EXERCISE GOAL:
Return every line of the records below unchanged, keeping the same order.
--- RAW DATA ---
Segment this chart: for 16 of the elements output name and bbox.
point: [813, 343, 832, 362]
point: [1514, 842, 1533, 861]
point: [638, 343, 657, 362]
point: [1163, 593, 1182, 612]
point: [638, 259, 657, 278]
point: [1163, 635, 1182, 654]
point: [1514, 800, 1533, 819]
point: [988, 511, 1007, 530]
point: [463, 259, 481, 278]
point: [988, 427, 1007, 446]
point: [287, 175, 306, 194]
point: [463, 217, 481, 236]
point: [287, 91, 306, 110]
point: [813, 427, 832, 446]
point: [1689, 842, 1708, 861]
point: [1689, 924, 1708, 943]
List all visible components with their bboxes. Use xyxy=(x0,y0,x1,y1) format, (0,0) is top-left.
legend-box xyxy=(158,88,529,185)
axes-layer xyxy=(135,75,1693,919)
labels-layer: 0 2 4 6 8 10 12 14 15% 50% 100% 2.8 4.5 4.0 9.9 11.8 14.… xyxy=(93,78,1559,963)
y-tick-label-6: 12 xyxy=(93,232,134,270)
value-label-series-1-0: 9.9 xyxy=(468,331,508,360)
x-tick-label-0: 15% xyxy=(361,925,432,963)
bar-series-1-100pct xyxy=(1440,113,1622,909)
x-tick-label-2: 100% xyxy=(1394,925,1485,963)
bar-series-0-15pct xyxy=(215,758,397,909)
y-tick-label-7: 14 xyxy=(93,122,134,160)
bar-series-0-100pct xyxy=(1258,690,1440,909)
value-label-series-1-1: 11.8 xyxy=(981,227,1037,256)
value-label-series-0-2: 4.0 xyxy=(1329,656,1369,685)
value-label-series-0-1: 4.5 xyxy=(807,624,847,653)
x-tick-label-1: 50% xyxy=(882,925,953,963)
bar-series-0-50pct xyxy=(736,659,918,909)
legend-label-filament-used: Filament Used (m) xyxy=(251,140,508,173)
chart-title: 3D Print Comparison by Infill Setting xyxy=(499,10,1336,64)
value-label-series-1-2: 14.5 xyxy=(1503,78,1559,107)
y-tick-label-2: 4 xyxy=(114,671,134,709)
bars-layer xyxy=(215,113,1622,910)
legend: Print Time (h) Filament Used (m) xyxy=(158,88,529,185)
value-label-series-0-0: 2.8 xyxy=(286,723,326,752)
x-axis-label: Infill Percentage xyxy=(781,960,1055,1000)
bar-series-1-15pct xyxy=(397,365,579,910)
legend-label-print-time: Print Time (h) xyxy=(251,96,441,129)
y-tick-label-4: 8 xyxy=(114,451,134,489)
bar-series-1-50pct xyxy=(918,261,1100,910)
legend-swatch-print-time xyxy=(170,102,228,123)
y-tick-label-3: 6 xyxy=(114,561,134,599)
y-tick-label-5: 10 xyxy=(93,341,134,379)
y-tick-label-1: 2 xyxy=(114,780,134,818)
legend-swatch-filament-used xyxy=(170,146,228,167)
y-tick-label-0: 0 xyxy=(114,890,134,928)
---
REPLY:
Segment this chart: for 16 of the elements output name and bbox.
point: [813, 343, 832, 362]
point: [1514, 842, 1533, 861]
point: [638, 343, 657, 362]
point: [1163, 593, 1182, 612]
point: [638, 259, 657, 278]
point: [1163, 635, 1182, 654]
point: [1514, 800, 1533, 819]
point: [988, 511, 1007, 530]
point: [463, 259, 481, 278]
point: [988, 427, 1007, 446]
point: [287, 175, 306, 194]
point: [463, 217, 481, 236]
point: [287, 91, 306, 110]
point: [813, 427, 832, 446]
point: [1689, 842, 1708, 861]
point: [1689, 924, 1708, 943]
List all visible components with their bboxes. Use xyxy=(x0,y0,x1,y1) format, (0,0) is top-left.
legend-box xyxy=(158,88,529,185)
axes-layer xyxy=(135,75,1693,919)
labels-layer: 0 2 4 6 8 10 12 14 15% 50% 100% 2.8 4.5 4.0 9.9 11.8 14.… xyxy=(93,78,1559,963)
y-tick-label-6: 12 xyxy=(93,232,134,270)
value-label-series-1-0: 9.9 xyxy=(468,331,508,360)
x-tick-label-0: 15% xyxy=(361,925,432,963)
bar-series-1-100pct xyxy=(1440,113,1622,909)
x-tick-label-2: 100% xyxy=(1394,925,1485,963)
bar-series-0-15pct xyxy=(215,758,397,909)
y-tick-label-7: 14 xyxy=(93,122,134,160)
bar-series-0-100pct xyxy=(1258,690,1440,909)
value-label-series-1-1: 11.8 xyxy=(981,227,1037,256)
value-label-series-0-2: 4.0 xyxy=(1329,656,1369,685)
value-label-series-0-1: 4.5 xyxy=(807,624,847,653)
x-tick-label-1: 50% xyxy=(882,925,953,963)
bar-series-0-50pct xyxy=(736,659,918,909)
legend-label-filament-used: Filament Used (m) xyxy=(251,140,508,173)
chart-title: 3D Print Comparison by Infill Setting xyxy=(499,10,1336,64)
value-label-series-1-2: 14.5 xyxy=(1503,78,1559,107)
y-tick-label-2: 4 xyxy=(114,671,134,709)
bars-layer xyxy=(215,113,1622,910)
legend: Print Time (h) Filament Used (m) xyxy=(158,88,529,185)
value-label-series-0-0: 2.8 xyxy=(286,723,326,752)
x-axis-label: Infill Percentage xyxy=(781,960,1055,1000)
bar-series-1-15pct xyxy=(397,365,579,910)
legend-label-print-time: Print Time (h) xyxy=(251,96,441,129)
y-tick-label-4: 8 xyxy=(114,451,134,489)
bar-series-1-50pct xyxy=(918,261,1100,910)
legend-swatch-print-time xyxy=(170,102,228,123)
y-tick-label-3: 6 xyxy=(114,561,134,599)
y-tick-label-5: 10 xyxy=(93,341,134,379)
y-tick-label-1: 2 xyxy=(114,780,134,818)
legend-swatch-filament-used xyxy=(170,146,228,167)
y-tick-label-0: 0 xyxy=(114,890,134,928)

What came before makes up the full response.